> [TASK REQUIREMENTS]
a. In the post about childhood Sundays, what did the father read while waiting in the car during Mass?
b. Using the post about childhood Sundays, explain why the family went to Lake Johanna after Mass on some summer Sundays.

> [PAGE EXTRACT]
- - - -
Sunday, February 21, 2016

My Heathen Sundays as a Child.


While taking the Sacrament this morning I was brought up short by the realization that until I was 16 years of age I never gave the person or mission of Jesus Christ a single serious thought.

As a child I had a cheap plastic crucifix hanging over my bed but I only ever thought of it as a sort of good luck charm; I took it off the wall and with me into the basement whenever the tornado siren went off in our Southeast Minneapolis neighborhood.

My mother was Catholic and my father an accommodating agnostic; he drove us to Mass at St Lawrence over by Dinkytown on Sunday mornings, staying out in the car reading a Mickey Spillane paperback until we were done genuflecting.

Sundays in the Midwest back then were supposed to be peaceful and restful; the big department stores and other large retail concerns were closed -- I still remember an ad for a furniture store on WCCO Radio in which the announcer piously ended his spiel by intoning "Closed on Sundays -- we prefer to see you in church."

But the movie theaters and public beaches were wide open on the Sabbath.

We went to the movies on Sunday for only two personalities.  John Wayne and Jerry Lewis.
My dad was besotted with Wayne, and never missed any of his films -- dragging me along with effective bribes of greasy buttered popcorn, kegs of Coke, and all the Nonpareils and Jordan Almonds I could hold (which was a lot). This despite my mother's admonitions to him that I would develop tremendous stomach aches and all my teeth would rot overnight and fall out.
There was very little I wouldn't do to catch the latest Jerry Lewis flick, short of murder. My dad loathed Jerry Lewis, and my mom absolutely refused to go to any of his movies -- she preferred to stay home and do up the dinner dishes by herself. But I wheedled and begged and bargained with such determination that my dad would give in at last rather than listen to any more of my mosquito-like whining. He would fortify himself prior to the ordeal with several quick snorts of Old Grand-Dad, and then nap sullenly through Lewis's cinema shenanigans while I laughed myself sick.

Lake Johanna was ten minutes away by car, and when the molten days of midsummer left us all breathless in our sweltering, un-airconditioned house after Mass on Sunday, mom would pack up some baloney sandwiches, Old Dutch potato chips, and a large ungainly thermos of cherry Kool-Aid, and we would dash off to the lake. The beach was rather stingy, when it came to sand; but the water was full of aggressive little perch and sunnies that liked to inquisitively nip at your skin -- a true ghoul, I always imagined I was being ripped to pieces by sharks somewhere in the vastness of the South Pacific. We would not return home until the sun began to set and my skin was so puckered I could use it for a washboard.
- - - -
> [STORED ROWS]
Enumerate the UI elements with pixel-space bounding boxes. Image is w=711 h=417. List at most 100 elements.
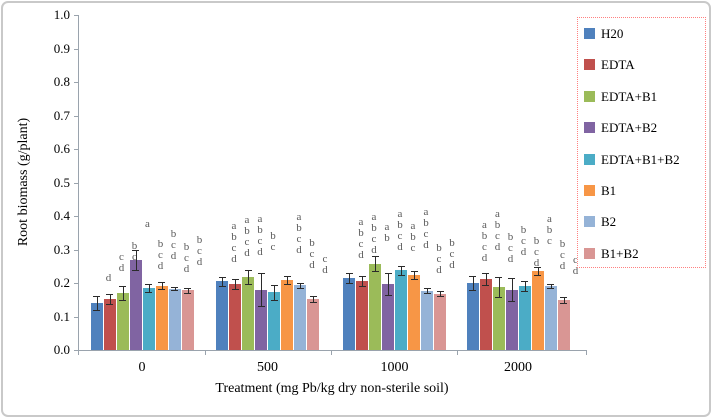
error-bar-cap-top: [495, 277, 502, 279]
bar: [557, 300, 570, 350]
sig-letter: b: [481, 230, 488, 243]
sig-letter: a: [231, 219, 237, 232]
error-bar-cap-bottom: [345, 283, 353, 285]
legend-swatch: [584, 153, 595, 165]
error-bar: [161, 282, 163, 290]
sig-letter: b: [358, 226, 364, 239]
error-bar-cap-bottom: [397, 274, 405, 276]
error-bar-cap-bottom: [184, 293, 191, 295]
error-bar-cap-top: [106, 294, 113, 296]
error-bar: [427, 288, 428, 294]
sig-letter: b: [309, 236, 315, 249]
sig-letter: b: [183, 241, 190, 254]
sig-letter: d: [481, 252, 488, 265]
sig-letter: c: [397, 230, 403, 243]
error-bar-cap-top: [423, 288, 431, 290]
error-bar: [563, 297, 565, 303]
y-tick-label: 0.4: [53, 208, 70, 223]
sig-letter: d: [423, 238, 429, 251]
y-tick-label: 0.8: [53, 74, 70, 89]
sig-letter: a: [244, 213, 250, 226]
error-bar: [274, 285, 275, 300]
bar: [216, 281, 228, 350]
error-bar: [261, 272, 262, 307]
sig-letter: b: [449, 237, 455, 250]
error-bar: [472, 276, 474, 290]
sig-letter: d: [494, 240, 501, 253]
error-bar: [440, 291, 441, 297]
sig-letter: d: [436, 264, 442, 277]
error-bar-cap-top: [345, 272, 353, 274]
error-bar: [511, 277, 513, 302]
sig-letter: d: [231, 252, 237, 265]
sig-letter: c: [132, 250, 137, 263]
error-bar-cap-top: [145, 283, 152, 285]
sig-letter: c: [423, 227, 429, 240]
error-bar-cap-bottom: [93, 310, 100, 312]
sig-letter: b: [131, 239, 138, 252]
error-bar-cap-top: [231, 278, 239, 280]
error-bar-cap-top: [469, 276, 476, 278]
error-bar-cap-top: [508, 277, 515, 279]
error-bar: [148, 283, 150, 292]
error-bar-cap-bottom: [296, 288, 304, 290]
bar: [307, 299, 319, 350]
y-tick-label: 0.2: [53, 275, 70, 290]
legend-label: EDTA+B2: [601, 120, 658, 136]
y-tick: [74, 249, 78, 251]
bar: [181, 290, 194, 350]
error-bar-cap-bottom: [508, 301, 515, 303]
error-bar: [313, 296, 314, 302]
error-bar-cap-bottom: [521, 291, 528, 293]
sig-letter: c: [573, 254, 578, 267]
legend-swatch: [584, 90, 595, 102]
sig-letter: c: [534, 246, 539, 259]
sig-letter: d: [196, 255, 203, 268]
sig-letter: d: [296, 244, 302, 257]
sig-letter: d: [118, 262, 125, 275]
error-bar-cap-top: [371, 256, 379, 258]
sig-letter: a: [145, 217, 150, 230]
error-bar-cap-top: [358, 276, 366, 278]
bar: [229, 283, 241, 350]
x-tick-label: 1000: [380, 360, 409, 375]
error-bar: [122, 285, 124, 301]
sig-letter: d: [105, 271, 112, 284]
sig-letter: c: [371, 233, 377, 246]
legend-item: B1: [578, 182, 705, 200]
sig-letter: d: [257, 246, 263, 259]
error-bar: [388, 273, 389, 296]
bar: [479, 278, 492, 350]
bar: [155, 285, 168, 350]
error-bar: [550, 284, 552, 289]
error-bar: [349, 272, 350, 284]
sig-letter: d: [183, 263, 190, 276]
error-bar: [498, 277, 500, 298]
bar: [103, 299, 116, 350]
sig-letter: c: [449, 248, 455, 261]
error-bar: [401, 265, 402, 275]
error-bar: [109, 294, 111, 305]
sig-letter: d: [559, 260, 566, 273]
y-tick: [74, 115, 78, 117]
sig-letter: c: [296, 233, 302, 246]
error-bar-cap-bottom: [145, 291, 152, 293]
bar: [255, 289, 267, 350]
y-tick: [74, 48, 78, 50]
error-bar: [485, 272, 487, 285]
sig-letter: b: [533, 235, 540, 248]
sig-letter: b: [494, 218, 501, 231]
error-bar-cap-bottom: [436, 296, 444, 298]
error-bar-cap-bottom: [218, 285, 226, 287]
sig-letter: d: [309, 258, 315, 271]
sig-letter: d: [157, 259, 164, 272]
sig-letter: b: [231, 230, 237, 243]
error-bar: [375, 256, 376, 271]
sig-letter: d: [170, 250, 177, 263]
sig-letter: c: [410, 241, 416, 254]
sig-letter: c: [521, 234, 526, 247]
legend-item: EDTA+B2: [578, 119, 705, 137]
sig-letter: c: [270, 240, 276, 253]
sig-letter: c: [171, 239, 176, 252]
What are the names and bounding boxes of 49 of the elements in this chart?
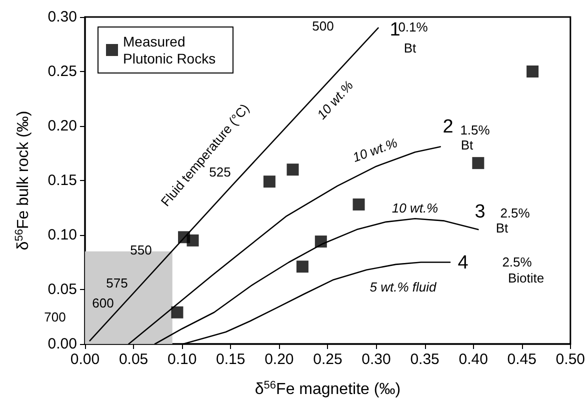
point (171, 306, 184, 318)
x-tick-label: 0.25 (313, 351, 342, 368)
point (186, 234, 199, 246)
annotation: 3 (474, 202, 486, 222)
annotation: 2.5% (502, 254, 532, 270)
annotation: 2.5% (500, 206, 530, 220)
point (472, 157, 484, 170)
point (352, 198, 365, 210)
annotation: 500 (312, 18, 334, 34)
y-tick-label: 0.20 (48, 118, 77, 134)
annotation: 1 (390, 20, 400, 40)
y-axis-title: δ56Fe bulk rock (‰) (14, 110, 32, 250)
x-tick-label: 0.15 (216, 351, 246, 368)
legend-label: Measured Plutonic Rocks (123, 34, 216, 66)
annotation: 575 (106, 276, 128, 290)
annotation: 600 (92, 296, 114, 310)
point (526, 66, 539, 78)
x-tick-label: 0.30 (362, 351, 391, 368)
x-tick-label: 0.00 (70, 351, 100, 368)
annotation: 550 (130, 242, 152, 258)
y-tick-label: 0.15 (48, 172, 77, 189)
annotation: 10 wt.% (350, 135, 400, 165)
y-tick-label: 0.30 (48, 8, 77, 26)
point (296, 260, 308, 273)
x-tick-label: 0.05 (118, 351, 148, 368)
annotation: 10 wt.% (392, 200, 438, 216)
annotation: 0.1% (398, 20, 428, 34)
x-tick-label: 0.10 (167, 351, 197, 368)
y-tick-label: 0.10 (48, 226, 77, 244)
annotation: Bt (460, 138, 474, 152)
annotation: 2 (442, 116, 454, 138)
x-tick-label: 0.40 (458, 351, 488, 368)
annotation: 1.5% (460, 122, 490, 138)
text: 700 (44, 310, 66, 324)
y-tick-label: 0.00 (48, 336, 77, 352)
y-tick-label: 0.05 (48, 281, 77, 298)
x-tick-label: 0.45 (507, 351, 536, 368)
x-tick-label: 0.20 (264, 351, 294, 368)
point (263, 176, 276, 188)
x-tick-label: 0.35 (410, 351, 440, 368)
point (286, 164, 299, 176)
annotation: 5 wt.% fluid (370, 280, 437, 294)
y-tick-label: 0.25 (48, 63, 77, 80)
point (314, 236, 327, 248)
annotation: Biotite (508, 270, 544, 286)
annotation: 4 (458, 252, 469, 274)
annotation: Bt (404, 40, 417, 56)
x-tick-label: 0.50 (556, 351, 586, 368)
annotation: Bt (496, 220, 509, 236)
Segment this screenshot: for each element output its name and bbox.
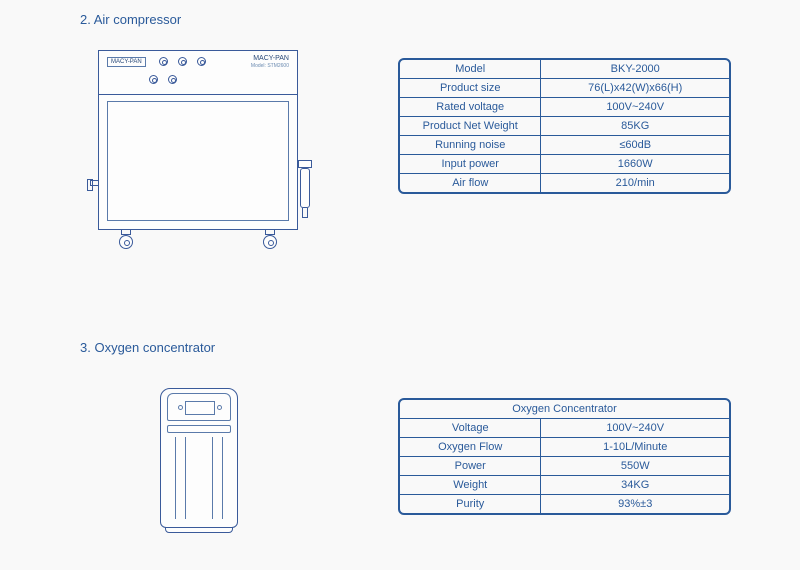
spec-value: 550W: [541, 457, 729, 475]
table-row: Rated voltage100V~240V: [400, 97, 729, 116]
table-row: Product size76(L)x42(W)x66(H): [400, 78, 729, 97]
knob-row-top: [159, 57, 206, 66]
brand-text: MACY-PAN: [251, 55, 289, 63]
oxygen-spec-table: Oxygen ConcentratorVoltage100V~240VOxyge…: [398, 398, 731, 515]
knob-icon: [149, 75, 158, 84]
oxy-groove-icon: [212, 437, 213, 519]
compressor-front-panel: [107, 101, 289, 221]
table-header: Oxygen Concentrator: [400, 400, 729, 418]
filter-assembly-icon: [300, 160, 312, 218]
filter-body-icon: [300, 168, 310, 208]
knob-icon: [159, 57, 168, 66]
oxy-body: [160, 388, 238, 528]
table-row: Product Net Weight85KG: [400, 116, 729, 135]
brand-plate: MACY-PAN: [107, 57, 146, 67]
spec-value: 100V~240V: [541, 419, 729, 437]
table-row: Air flow210/min: [400, 173, 729, 192]
table-row: Voltage100V~240V: [400, 418, 729, 437]
spec-value: 1-10L/Minute: [541, 438, 729, 456]
oxy-display-icon: [185, 401, 215, 415]
knob-row-bottom: [149, 75, 177, 84]
spec-value: 1660W: [541, 155, 729, 173]
oxy-base-icon: [165, 527, 233, 533]
table-row: Input power1660W: [400, 154, 729, 173]
table-row: Running noise≤60dB: [400, 135, 729, 154]
spec-value: 210/min: [541, 174, 729, 192]
knob-icon: [168, 75, 177, 84]
spec-label: Running noise: [400, 136, 541, 154]
spec-label: Purity: [400, 495, 541, 513]
knob-icon: [197, 57, 206, 66]
spec-label: Weight: [400, 476, 541, 494]
caster-wheel-icon: [119, 235, 133, 249]
spec-value: ≤60dB: [541, 136, 729, 154]
caster-wheel-icon: [263, 235, 277, 249]
spec-label: Oxygen Flow: [400, 438, 541, 456]
spec-label: Rated voltage: [400, 98, 541, 116]
spec-value: BKY-2000: [541, 60, 729, 78]
compressor-body: MACY-PAN MACY-PAN Model: STM2600: [98, 50, 298, 230]
model-text: Model: STM2600: [251, 63, 289, 69]
table-row: Purity93%±3: [400, 494, 729, 513]
spec-label: Product Net Weight: [400, 117, 541, 135]
section-title-oxygen: 3. Oxygen concentrator: [80, 340, 215, 355]
table-row: ModelBKY-2000: [400, 60, 729, 78]
spec-label: Input power: [400, 155, 541, 173]
table-row: Weight34KG: [400, 475, 729, 494]
compressor-spec-table: ModelBKY-2000Product size76(L)x42(W)x66(…: [398, 58, 731, 194]
knob-icon: [178, 57, 187, 66]
air-compressor-diagram: MACY-PAN MACY-PAN Model: STM2600: [88, 50, 328, 230]
spec-label: Power: [400, 457, 541, 475]
oxy-mid-band: [167, 425, 231, 433]
spec-value: 85KG: [541, 117, 729, 135]
spec-label: Air flow: [400, 174, 541, 192]
spec-label: Model: [400, 60, 541, 78]
table-row: Power550W: [400, 456, 729, 475]
spec-value: 93%±3: [541, 495, 729, 513]
oxygen-concentrator-diagram: [160, 388, 260, 528]
spec-value: 100V~240V: [541, 98, 729, 116]
filter-cap-icon: [298, 160, 312, 168]
oxy-groove-icon: [222, 437, 223, 519]
brand-label: MACY-PAN Model: STM2600: [251, 55, 289, 69]
spec-label: Product size: [400, 79, 541, 97]
table-header-row: Oxygen Concentrator: [400, 400, 729, 418]
filter-drain-icon: [302, 208, 308, 218]
section-title-compressor: 2. Air compressor: [80, 12, 181, 27]
oxy-groove-icon: [175, 437, 176, 519]
oxy-groove-icon: [185, 437, 186, 519]
spec-value: 76(L)x42(W)x66(H): [541, 79, 729, 97]
table-row: Oxygen Flow1-10L/Minute: [400, 437, 729, 456]
spec-label: Voltage: [400, 419, 541, 437]
spec-value: 34KG: [541, 476, 729, 494]
compressor-control-panel: MACY-PAN MACY-PAN Model: STM2600: [99, 51, 297, 95]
- - - -
> [RESPONSES FOR EACH TASK]
a. He read a Mickey Spillane paperback.

b. On the hottest midsummer days, the family was left breathless in their sweltering house, which had no air conditioning. So the mother packed food and a thermos of cherry Kool-Aid, and they drove ten minutes to the lake.